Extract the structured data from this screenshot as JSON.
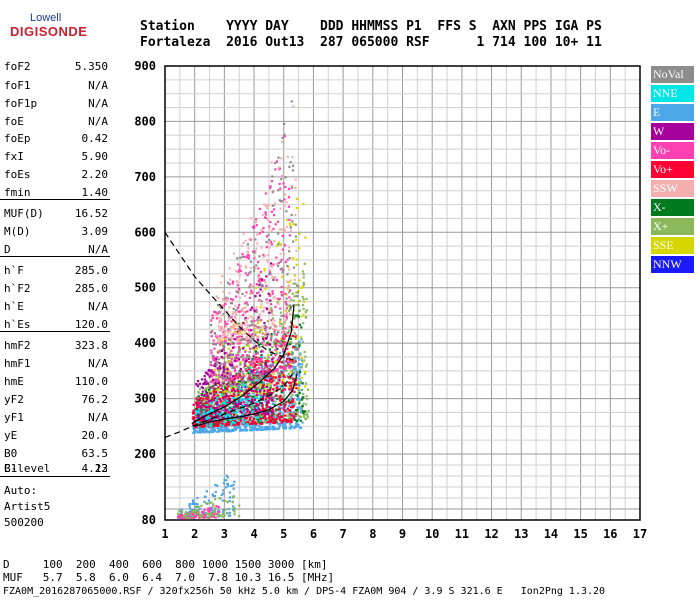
{
  "logo": {
    "top": "Lowell",
    "main": "DIGISONDE"
  },
  "header": {
    "line1": "Station    YYYY DAY    DDD HHMMSS P1  FFS S  AXN PPS IGA PS",
    "line2": "Fortaleza  2016 Out13  287 065000 RSF      1 714 100 10+ 11"
  },
  "params": [
    {
      "label": "foF2",
      "value": "5.350"
    },
    {
      "label": "foF1",
      "value": "N/A"
    },
    {
      "label": "foF1p",
      "value": "N/A"
    },
    {
      "label": "foE",
      "value": "N/A"
    },
    {
      "label": "foEp",
      "value": "0.42"
    },
    {
      "label": "fxI",
      "value": "5.90"
    },
    {
      "label": "foEs",
      "value": "2.20"
    },
    {
      "label": "fmin",
      "value": "1.40"
    },
    {
      "label": "MUF(D)",
      "value": "16.52"
    },
    {
      "label": "M(D)",
      "value": "3.09"
    },
    {
      "label": "D",
      "value": "N/A"
    },
    {
      "label": "h`F",
      "value": "285.0"
    },
    {
      "label": "h`F2",
      "value": "285.0"
    },
    {
      "label": "h`E",
      "value": "N/A"
    },
    {
      "label": "h`Es",
      "value": "120.0"
    },
    {
      "label": "hmF2",
      "value": "323.8"
    },
    {
      "label": "hmF1",
      "value": "N/A"
    },
    {
      "label": "hmE",
      "value": "110.0"
    },
    {
      "label": "yF2",
      "value": "76.2"
    },
    {
      "label": "yF1",
      "value": "N/A"
    },
    {
      "label": "yE",
      "value": "20.0"
    },
    {
      "label": "B0",
      "value": "63.5"
    },
    {
      "label": "B1",
      "value": "4.13"
    },
    {
      "label": "C-level",
      "value": "22"
    }
  ],
  "auto": {
    "line1": "Auto:",
    "line2": "Artist5",
    "line3": "500200"
  },
  "legend": [
    {
      "label": "NoVal",
      "color": "#8c8c8c"
    },
    {
      "label": "NNE",
      "color": "#00e6e6"
    },
    {
      "label": "E",
      "color": "#4da6e8"
    },
    {
      "label": "W",
      "color": "#a6009c"
    },
    {
      "label": "Vo-",
      "color": "#ff40b0"
    },
    {
      "label": "Vo+",
      "color": "#ff0033"
    },
    {
      "label": "SSW",
      "color": "#f4b0b0"
    },
    {
      "label": "X-",
      "color": "#007a1f"
    },
    {
      "label": "X+",
      "color": "#8cb85c"
    },
    {
      "label": "SSE",
      "color": "#d6d600"
    },
    {
      "label": "NNW",
      "color": "#1a1aff"
    }
  ],
  "footer": {
    "line1": "D     100  200  400  600  800 1000 1500 3000 [km]",
    "line2": "MUF   5.7  5.8  6.0  6.4  7.0  7.8 10.3 16.5 [MHz]",
    "line3": "FZA0M_2016287065000.RSF / 320fx256h 50 kHz 5.0 km / DPS-4 FZA0M 904 / 3.9 S 321.6 E   Ion2Png 1.3.20"
  },
  "chart_data": {
    "type": "scatter",
    "xlim": [
      1,
      17
    ],
    "ylim": [
      80,
      900
    ],
    "xticks": [
      1,
      2,
      3,
      4,
      5,
      6,
      7,
      8,
      9,
      10,
      11,
      12,
      13,
      14,
      15,
      16,
      17
    ],
    "yticks": [
      80,
      200,
      300,
      400,
      500,
      600,
      700,
      800,
      900
    ],
    "grid": true,
    "legend_position": "right",
    "point_clusters": [
      {
        "series": "E",
        "color": "#4da6e8",
        "x": [
          1.9,
          5.6
        ],
        "y": [
          240,
          420
        ],
        "density": 900
      },
      {
        "series": "X+",
        "color": "#8cb85c",
        "x": [
          2.0,
          5.8
        ],
        "y": [
          250,
          560
        ],
        "density": 500
      },
      {
        "series": "X-",
        "color": "#007a1f",
        "x": [
          2.0,
          5.7
        ],
        "y": [
          250,
          500
        ],
        "density": 260
      },
      {
        "series": "SSE",
        "color": "#d6d600",
        "x": [
          2.5,
          5.7
        ],
        "y": [
          300,
          700
        ],
        "density": 220
      },
      {
        "series": "Vo+",
        "color": "#ff0033",
        "x": [
          1.9,
          5.4
        ],
        "y": [
          250,
          450
        ],
        "density": 600
      },
      {
        "series": "Vo-",
        "color": "#ff40b0",
        "x": [
          2.5,
          5.2
        ],
        "y": [
          330,
          820
        ],
        "density": 420
      },
      {
        "series": "W",
        "color": "#a6009c",
        "x": [
          2.0,
          4.6
        ],
        "y": [
          260,
          560
        ],
        "density": 300
      },
      {
        "series": "SSW",
        "color": "#f4b0b0",
        "x": [
          2.7,
          5.4
        ],
        "y": [
          400,
          870
        ],
        "density": 260
      },
      {
        "series": "NoVal",
        "color": "#8c8c8c",
        "x": [
          2.5,
          5.5
        ],
        "y": [
          320,
          900
        ],
        "density": 220
      },
      {
        "series": "NNE",
        "color": "#00e6e6",
        "x": [
          2.0,
          4.2
        ],
        "y": [
          250,
          380
        ],
        "density": 120
      },
      {
        "series": "E",
        "color": "#4da6e8",
        "x": [
          1.4,
          3.3
        ],
        "y": [
          85,
          175
        ],
        "density": 120
      },
      {
        "series": "Vo-",
        "color": "#ff40b0",
        "x": [
          1.4,
          2.8
        ],
        "y": [
          85,
          110
        ],
        "density": 90
      },
      {
        "series": "X+",
        "color": "#8cb85c",
        "x": [
          1.4,
          3.5
        ],
        "y": [
          85,
          140
        ],
        "density": 70
      }
    ],
    "curves": [
      {
        "name": "dashed",
        "style": "dashed",
        "points": [
          [
            1.0,
            600
          ],
          [
            1.5,
            560
          ],
          [
            2.0,
            520
          ],
          [
            2.5,
            490
          ],
          [
            3.0,
            460
          ],
          [
            3.5,
            430
          ],
          [
            4.0,
            405
          ],
          [
            4.5,
            385
          ],
          [
            5.0,
            375
          ],
          [
            5.3,
            370
          ]
        ]
      },
      {
        "name": "dashed-low",
        "style": "dashed",
        "points": [
          [
            1.0,
            230
          ],
          [
            1.5,
            240
          ],
          [
            2.0,
            252
          ],
          [
            2.5,
            262
          ],
          [
            3.0,
            272
          ],
          [
            3.5,
            282
          ],
          [
            4.0,
            292
          ],
          [
            4.5,
            305
          ],
          [
            5.0,
            322
          ],
          [
            5.3,
            345
          ]
        ]
      },
      {
        "name": "trace-o",
        "style": "solid",
        "points": [
          [
            1.9,
            255
          ],
          [
            2.4,
            270
          ],
          [
            3.0,
            285
          ],
          [
            3.6,
            305
          ],
          [
            4.2,
            330
          ],
          [
            4.7,
            355
          ],
          [
            5.0,
            380
          ],
          [
            5.25,
            420
          ],
          [
            5.35,
            470
          ]
        ]
      },
      {
        "name": "trace-x",
        "style": "solid",
        "points": [
          [
            2.0,
            250
          ],
          [
            2.5,
            258
          ],
          [
            3.0,
            263
          ],
          [
            3.5,
            267
          ],
          [
            4.0,
            272
          ],
          [
            4.5,
            280
          ],
          [
            5.0,
            295
          ],
          [
            5.3,
            315
          ],
          [
            5.45,
            345
          ]
        ]
      }
    ]
  }
}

*Description of the task:* Give the data above again in full and unchanged, skipping the pictures.

*Response to this exercise:*
Extract the structured data from this screenshot as JSON.
{
  "logo": {
    "top": "Lowell",
    "main": "DIGISONDE"
  },
  "header": {
    "line1": "Station    YYYY DAY    DDD HHMMSS P1  FFS S  AXN PPS IGA PS",
    "line2": "Fortaleza  2016 Out13  287 065000 RSF      1 714 100 10+ 11"
  },
  "params": [
    {
      "label": "foF2",
      "value": "5.350"
    },
    {
      "label": "foF1",
      "value": "N/A"
    },
    {
      "label": "foF1p",
      "value": "N/A"
    },
    {
      "label": "foE",
      "value": "N/A"
    },
    {
      "label": "foEp",
      "value": "0.42"
    },
    {
      "label": "fxI",
      "value": "5.90"
    },
    {
      "label": "foEs",
      "value": "2.20"
    },
    {
      "label": "fmin",
      "value": "1.40"
    },
    {
      "label": "MUF(D)",
      "value": "16.52"
    },
    {
      "label": "M(D)",
      "value": "3.09"
    },
    {
      "label": "D",
      "value": "N/A"
    },
    {
      "label": "h`F",
      "value": "285.0"
    },
    {
      "label": "h`F2",
      "value": "285.0"
    },
    {
      "label": "h`E",
      "value": "N/A"
    },
    {
      "label": "h`Es",
      "value": "120.0"
    },
    {
      "label": "hmF2",
      "value": "323.8"
    },
    {
      "label": "hmF1",
      "value": "N/A"
    },
    {
      "label": "hmE",
      "value": "110.0"
    },
    {
      "label": "yF2",
      "value": "76.2"
    },
    {
      "label": "yF1",
      "value": "N/A"
    },
    {
      "label": "yE",
      "value": "20.0"
    },
    {
      "label": "B0",
      "value": "63.5"
    },
    {
      "label": "B1",
      "value": "4.13"
    },
    {
      "label": "C-level",
      "value": "22"
    }
  ],
  "auto": {
    "line1": "Auto:",
    "line2": "Artist5",
    "line3": "500200"
  },
  "legend": [
    {
      "label": "NoVal",
      "color": "#8c8c8c"
    },
    {
      "label": "NNE",
      "color": "#00e6e6"
    },
    {
      "label": "E",
      "color": "#4da6e8"
    },
    {
      "label": "W",
      "color": "#a6009c"
    },
    {
      "label": "Vo-",
      "color": "#ff40b0"
    },
    {
      "label": "Vo+",
      "color": "#ff0033"
    },
    {
      "label": "SSW",
      "color": "#f4b0b0"
    },
    {
      "label": "X-",
      "color": "#007a1f"
    },
    {
      "label": "X+",
      "color": "#8cb85c"
    },
    {
      "label": "SSE",
      "color": "#d6d600"
    },
    {
      "label": "NNW",
      "color": "#1a1aff"
    }
  ],
  "footer": {
    "line1": "D     100  200  400  600  800 1000 1500 3000 [km]",
    "line2": "MUF   5.7  5.8  6.0  6.4  7.0  7.8 10.3 16.5 [MHz]",
    "line3": "FZA0M_2016287065000.RSF / 320fx256h 50 kHz 5.0 km / DPS-4 FZA0M 904 / 3.9 S 321.6 E   Ion2Png 1.3.20"
  },
  "chart_data": {
    "type": "scatter",
    "xlim": [
      1,
      17
    ],
    "ylim": [
      80,
      900
    ],
    "xticks": [
      1,
      2,
      3,
      4,
      5,
      6,
      7,
      8,
      9,
      10,
      11,
      12,
      13,
      14,
      15,
      16,
      17
    ],
    "yticks": [
      80,
      200,
      300,
      400,
      500,
      600,
      700,
      800,
      900
    ],
    "grid": true,
    "legend_position": "right",
    "point_clusters": [
      {
        "series": "E",
        "color": "#4da6e8",
        "x": [
          1.9,
          5.6
        ],
        "y": [
          240,
          420
        ],
        "density": 900
      },
      {
        "series": "X+",
        "color": "#8cb85c",
        "x": [
          2.0,
          5.8
        ],
        "y": [
          250,
          560
        ],
        "density": 500
      },
      {
        "series": "X-",
        "color": "#007a1f",
        "x": [
          2.0,
          5.7
        ],
        "y": [
          250,
          500
        ],
        "density": 260
      },
      {
        "series": "SSE",
        "color": "#d6d600",
        "x": [
          2.5,
          5.7
        ],
        "y": [
          300,
          700
        ],
        "density": 220
      },
      {
        "series": "Vo+",
        "color": "#ff0033",
        "x": [
          1.9,
          5.4
        ],
        "y": [
          250,
          450
        ],
        "density": 600
      },
      {
        "series": "Vo-",
        "color": "#ff40b0",
        "x": [
          2.5,
          5.2
        ],
        "y": [
          330,
          820
        ],
        "density": 420
      },
      {
        "series": "W",
        "color": "#a6009c",
        "x": [
          2.0,
          4.6
        ],
        "y": [
          260,
          560
        ],
        "density": 300
      },
      {
        "series": "SSW",
        "color": "#f4b0b0",
        "x": [
          2.7,
          5.4
        ],
        "y": [
          400,
          870
        ],
        "density": 260
      },
      {
        "series": "NoVal",
        "color": "#8c8c8c",
        "x": [
          2.5,
          5.5
        ],
        "y": [
          320,
          900
        ],
        "density": 220
      },
      {
        "series": "NNE",
        "color": "#00e6e6",
        "x": [
          2.0,
          4.2
        ],
        "y": [
          250,
          380
        ],
        "density": 120
      },
      {
        "series": "E",
        "color": "#4da6e8",
        "x": [
          1.4,
          3.3
        ],
        "y": [
          85,
          175
        ],
        "density": 120
      },
      {
        "series": "Vo-",
        "color": "#ff40b0",
        "x": [
          1.4,
          2.8
        ],
        "y": [
          85,
          110
        ],
        "density": 90
      },
      {
        "series": "X+",
        "color": "#8cb85c",
        "x": [
          1.4,
          3.5
        ],
        "y": [
          85,
          140
        ],
        "density": 70
      }
    ],
    "curves": [
      {
        "name": "dashed",
        "style": "dashed",
        "points": [
          [
            1.0,
            600
          ],
          [
            1.5,
            560
          ],
          [
            2.0,
            520
          ],
          [
            2.5,
            490
          ],
          [
            3.0,
            460
          ],
          [
            3.5,
            430
          ],
          [
            4.0,
            405
          ],
          [
            4.5,
            385
          ],
          [
            5.0,
            375
          ],
          [
            5.3,
            370
          ]
        ]
      },
      {
        "name": "dashed-low",
        "style": "dashed",
        "points": [
          [
            1.0,
            230
          ],
          [
            1.5,
            240
          ],
          [
            2.0,
            252
          ],
          [
            2.5,
            262
          ],
          [
            3.0,
            272
          ],
          [
            3.5,
            282
          ],
          [
            4.0,
            292
          ],
          [
            4.5,
            305
          ],
          [
            5.0,
            322
          ],
          [
            5.3,
            345
          ]
        ]
      },
      {
        "name": "trace-o",
        "style": "solid",
        "points": [
          [
            1.9,
            255
          ],
          [
            2.4,
            270
          ],
          [
            3.0,
            285
          ],
          [
            3.6,
            305
          ],
          [
            4.2,
            330
          ],
          [
            4.7,
            355
          ],
          [
            5.0,
            380
          ],
          [
            5.25,
            420
          ],
          [
            5.35,
            470
          ]
        ]
      },
      {
        "name": "trace-x",
        "style": "solid",
        "points": [
          [
            2.0,
            250
          ],
          [
            2.5,
            258
          ],
          [
            3.0,
            263
          ],
          [
            3.5,
            267
          ],
          [
            4.0,
            272
          ],
          [
            4.5,
            280
          ],
          [
            5.0,
            295
          ],
          [
            5.3,
            315
          ],
          [
            5.45,
            345
          ]
        ]
      }
    ]
  }
}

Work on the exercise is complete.